» **Exercise description**: Quote only the lines that start at the line with "What does this" and run to the end of the entries; omit the pictures.

--- START Source records ---

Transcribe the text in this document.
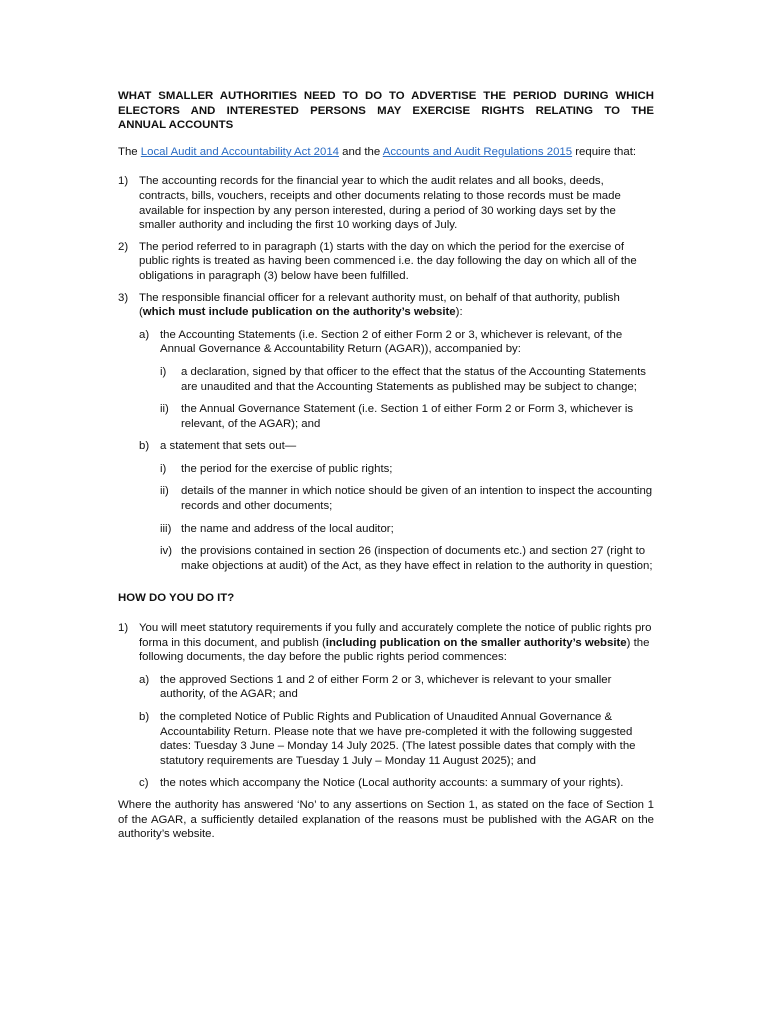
WHAT SMALLER AUTHORITIES NEED TO DO TO ADVERTISE THE PERIOD DURING WHICH
ELECTORS AND INTERESTED PERSONS MAY EXERCISE RIGHTS RELATING TO THE
ANNUAL ACCOUNTS

The Local Audit and Accountability Act 2014 and the Accounts and Audit Regulations 2015 require that:

1) The accounting records for the financial year to which the audit relates and all books, deeds, contracts, bills, vouchers, receipts and other documents relating to those records must be made available for inspection by any person interested, during a period of 30 working days set by the smaller authority and including the first 10 working days of July.

2) The period referred to in paragraph (1) starts with the day on which the period for the exercise of public rights is treated as having been commenced i.e. the day following the day on which all of the obligations in paragraph (3) below have been fulfilled.

3) The responsible financial officer for a relevant authority must, on behalf of that authority, publish (which must include publication on the authority’s website):

a) the Accounting Statements (i.e. Section 2 of either Form 2 or 3, whichever is relevant, of the Annual Governance & Accountability Return (AGAR)), accompanied by:

i) a declaration, signed by that officer to the effect that the status of the Accounting Statements are unaudited and that the Accounting Statements as published may be subject to change;

ii) the Annual Governance Statement (i.e. Section 1 of either Form 2 or Form 3, whichever is relevant, of the AGAR); and

b) a statement that sets out—

i) the period for the exercise of public rights;

ii) details of the manner in which notice should be given of an intention to inspect the accounting records and other documents;

iii) the name and address of the local auditor;

iv) the provisions contained in section 26 (inspection of documents etc.) and section 27 (right to make objections at audit) of the Act, as they have effect in relation to the authority in question;

HOW DO YOU DO IT?

1) You will meet statutory requirements if you fully and accurately complete the notice of public rights pro forma in this document, and publish (including publication on the smaller authority’s website) the following documents, the day before the public rights period commences:

a) the approved Sections 1 and 2 of either Form 2 or 3, whichever is relevant to your smaller authority, of the AGAR; and

b) the completed Notice of Public Rights and Publication of Unaudited Annual Governance & Accountability Return. Please note that we have pre-completed it with the following suggested dates: Tuesday 3 June – Monday 14 July 2025. (The latest possible dates that comply with the statutory requirements are Tuesday 1 July – Monday 11 August 2025); and

c) the notes which accompany the Notice (Local authority accounts: a summary of your rights).

Where the authority has answered ‘No’ to any assertions on Section 1, as stated on the face of Section 1 of the AGAR, a sufficiently detailed explanation of the reasons must be published with the AGAR on the authority’s website.
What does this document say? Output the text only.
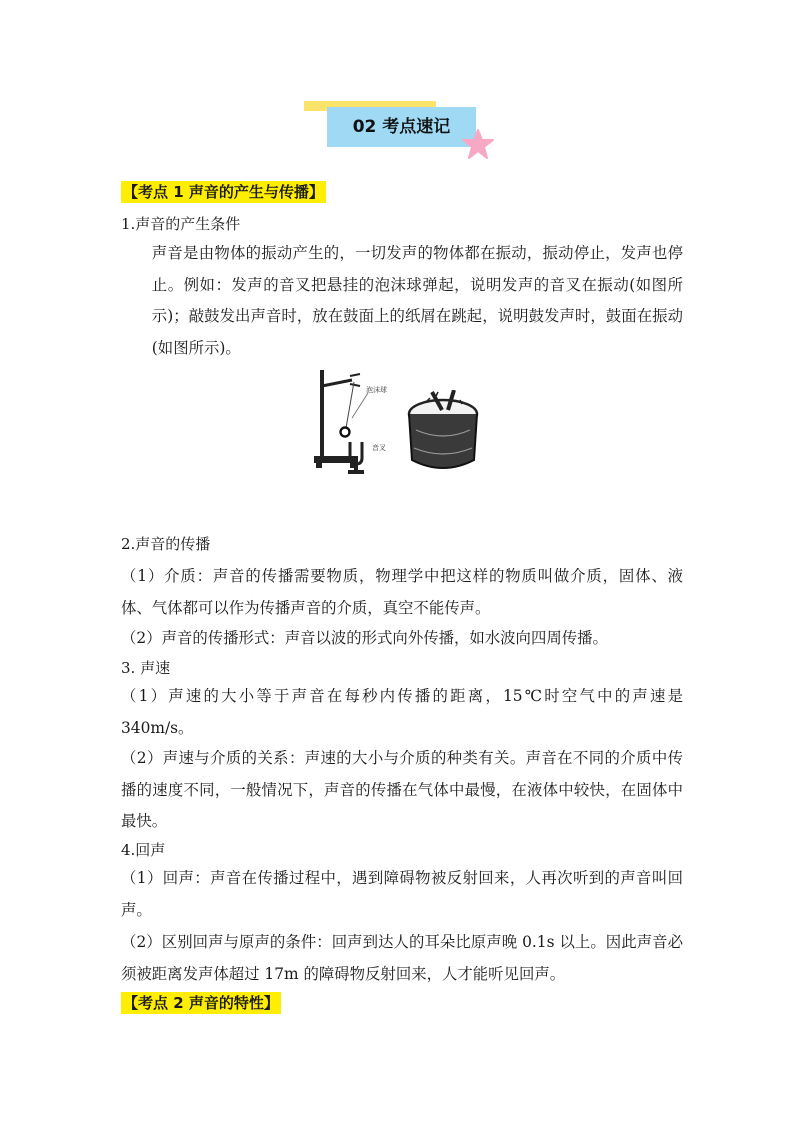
02 考点速记
【考点 1 声音的产生与传播】
1.声音的产生条件
声音是由物体的振动产生的，一切发声的物体都在振动，振动停止，发声也停止。例如：发声的音叉把悬挂的泡沫球弹起，说明发声的音叉在振动(如图所示)；敲鼓发出声音时，放在鼓面上的纸屑在跳起，说明鼓发声时，鼓面在振动(如图所示)。
泡沫球
音叉
2.声音的传播
（1）介质：声音的传播需要物质，物理学中把这样的物质叫做介质，固体、液体、气体都可以作为传播声音的介质，真空不能传声。
（2）声音的传播形式：声音以波的形式向外传播，如水波向四周传播。
3. 声速
（1）声速的大小等于声音在每秒内传播的距离，15℃时空气中的声速是340m/s。
（2）声速与介质的关系：声速的大小与介质的种类有关。声音在不同的介质中传播的速度不同，一般情况下，声音的传播在气体中最慢，在液体中较快，在固体中最快。
4.回声
（1）回声：声音在传播过程中，遇到障碍物被反射回来，人再次听到的声音叫回声。
（2）区别回声与原声的条件：回声到达人的耳朵比原声晚 0.1s 以上。因此声音必须被距离发声体超过 17m 的障碍物反射回来，人才能听见回声。
【考点 2 声音的特性】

--- END Source records ---

» **Solution for this exercise**:
What does this document say? Output the text only.
02 考点速记
【考点 1 声音的产生与传播】
1.声音的产生条件
声音是由物体的振动产生的，一切发声的物体都在振动，振动停止，发声也停止。例如：发声的音叉把悬挂的泡沫球弹起，说明发声的音叉在振动(如图所示)；敲鼓发出声音时，放在鼓面上的纸屑在跳起，说明鼓发声时，鼓面在振动(如图所示)。
泡沫球
音叉
2.声音的传播
（1）介质：声音的传播需要物质，物理学中把这样的物质叫做介质，固体、液体、气体都可以作为传播声音的介质，真空不能传声。
（2）声音的传播形式：声音以波的形式向外传播，如水波向四周传播。
3. 声速
（1）声速的大小等于声音在每秒内传播的距离，15℃时空气中的声速是340m/s。
（2）声速与介质的关系：声速的大小与介质的种类有关。声音在不同的介质中传播的速度不同，一般情况下，声音的传播在气体中最慢，在液体中较快，在固体中最快。
4.回声
（1）回声：声音在传播过程中，遇到障碍物被反射回来，人再次听到的声音叫回声。
（2）区别回声与原声的条件：回声到达人的耳朵比原声晚 0.1s 以上。因此声音必须被距离发声体超过 17m 的障碍物反射回来，人才能听见回声。
【考点 2 声音的特性】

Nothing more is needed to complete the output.